Direction:
Copy the records from the line containing "formula-var: f bbox=[632, 1618, 644, 1666]" through the line containing "document-body bbox=[122, 84, 1500, 1876]", with both of those lines included, and reproduce them unchanged.

Material provided:
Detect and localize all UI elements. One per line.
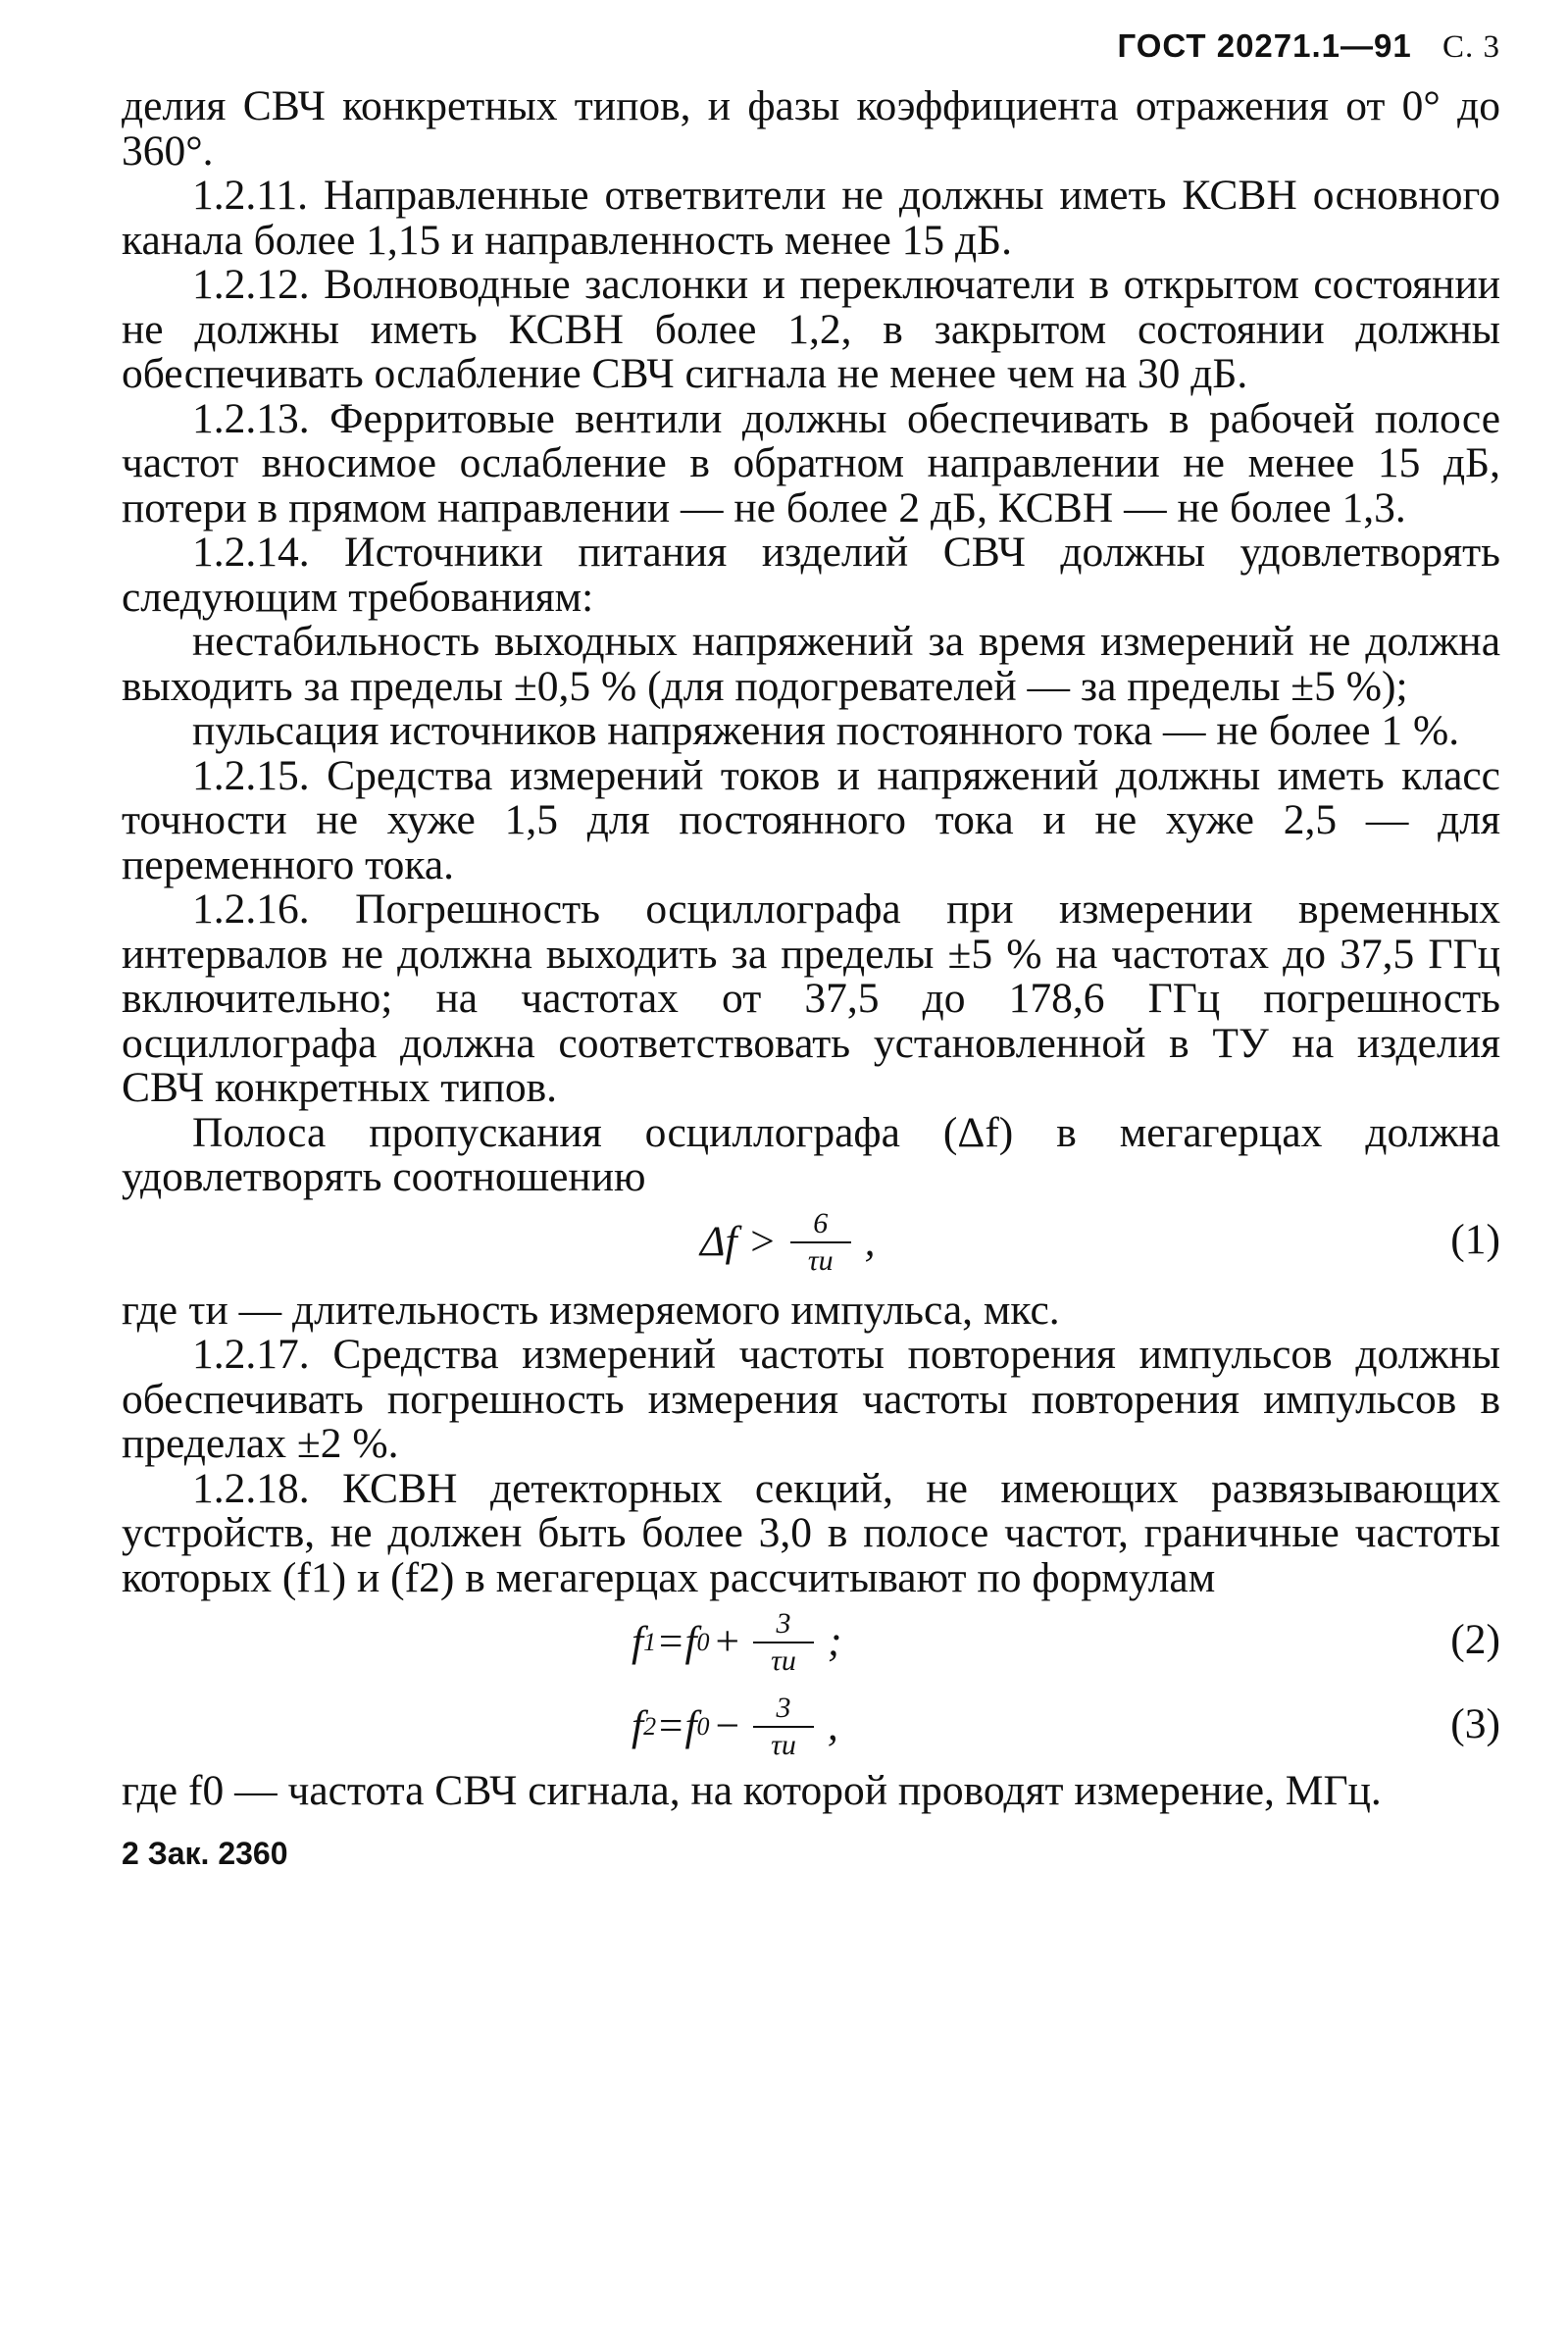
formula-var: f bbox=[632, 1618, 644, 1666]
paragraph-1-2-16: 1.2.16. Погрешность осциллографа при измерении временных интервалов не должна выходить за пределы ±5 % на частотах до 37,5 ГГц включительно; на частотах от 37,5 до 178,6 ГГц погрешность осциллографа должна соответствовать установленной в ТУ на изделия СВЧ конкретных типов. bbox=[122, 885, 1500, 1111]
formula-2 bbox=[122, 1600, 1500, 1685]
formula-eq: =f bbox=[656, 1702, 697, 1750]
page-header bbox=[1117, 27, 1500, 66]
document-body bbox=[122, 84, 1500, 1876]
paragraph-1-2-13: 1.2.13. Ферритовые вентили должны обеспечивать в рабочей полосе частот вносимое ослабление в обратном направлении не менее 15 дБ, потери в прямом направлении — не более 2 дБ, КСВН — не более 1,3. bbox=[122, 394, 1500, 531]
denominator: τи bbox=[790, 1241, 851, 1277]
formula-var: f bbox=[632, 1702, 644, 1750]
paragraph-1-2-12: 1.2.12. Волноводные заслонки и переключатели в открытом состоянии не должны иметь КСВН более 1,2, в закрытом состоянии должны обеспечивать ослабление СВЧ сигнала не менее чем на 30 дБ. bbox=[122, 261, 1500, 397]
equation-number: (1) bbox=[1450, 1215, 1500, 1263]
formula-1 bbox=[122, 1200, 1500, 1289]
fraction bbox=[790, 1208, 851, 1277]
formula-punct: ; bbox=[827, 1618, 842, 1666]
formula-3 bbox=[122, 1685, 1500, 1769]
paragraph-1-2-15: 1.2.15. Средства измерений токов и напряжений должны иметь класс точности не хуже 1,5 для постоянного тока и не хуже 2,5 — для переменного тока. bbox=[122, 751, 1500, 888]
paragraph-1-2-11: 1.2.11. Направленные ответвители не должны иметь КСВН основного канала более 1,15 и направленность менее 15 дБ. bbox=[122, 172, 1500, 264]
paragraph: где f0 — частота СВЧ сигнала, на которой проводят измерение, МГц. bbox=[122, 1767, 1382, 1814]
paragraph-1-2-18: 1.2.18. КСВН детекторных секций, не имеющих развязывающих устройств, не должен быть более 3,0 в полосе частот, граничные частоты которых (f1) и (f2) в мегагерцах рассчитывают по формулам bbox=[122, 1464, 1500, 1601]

Solved exercise:
formula-var: f bbox=[632, 1618, 644, 1666]
paragraph-1-2-16: 1.2.16. Погрешность осциллографа при измерении временных интервалов не должна выходить за пределы ±5 % на частотах до 37,5 ГГц включительно; на частотах от 37,5 до 178,6 ГГц погрешность осциллографа должна соответствовать установленной в ТУ на изделия СВЧ конкретных типов. bbox=[122, 885, 1500, 1111]
formula-2 bbox=[122, 1600, 1500, 1685]
formula-eq: =f bbox=[656, 1702, 697, 1750]
page-header bbox=[1117, 27, 1500, 66]
document-body bbox=[122, 84, 1500, 1876]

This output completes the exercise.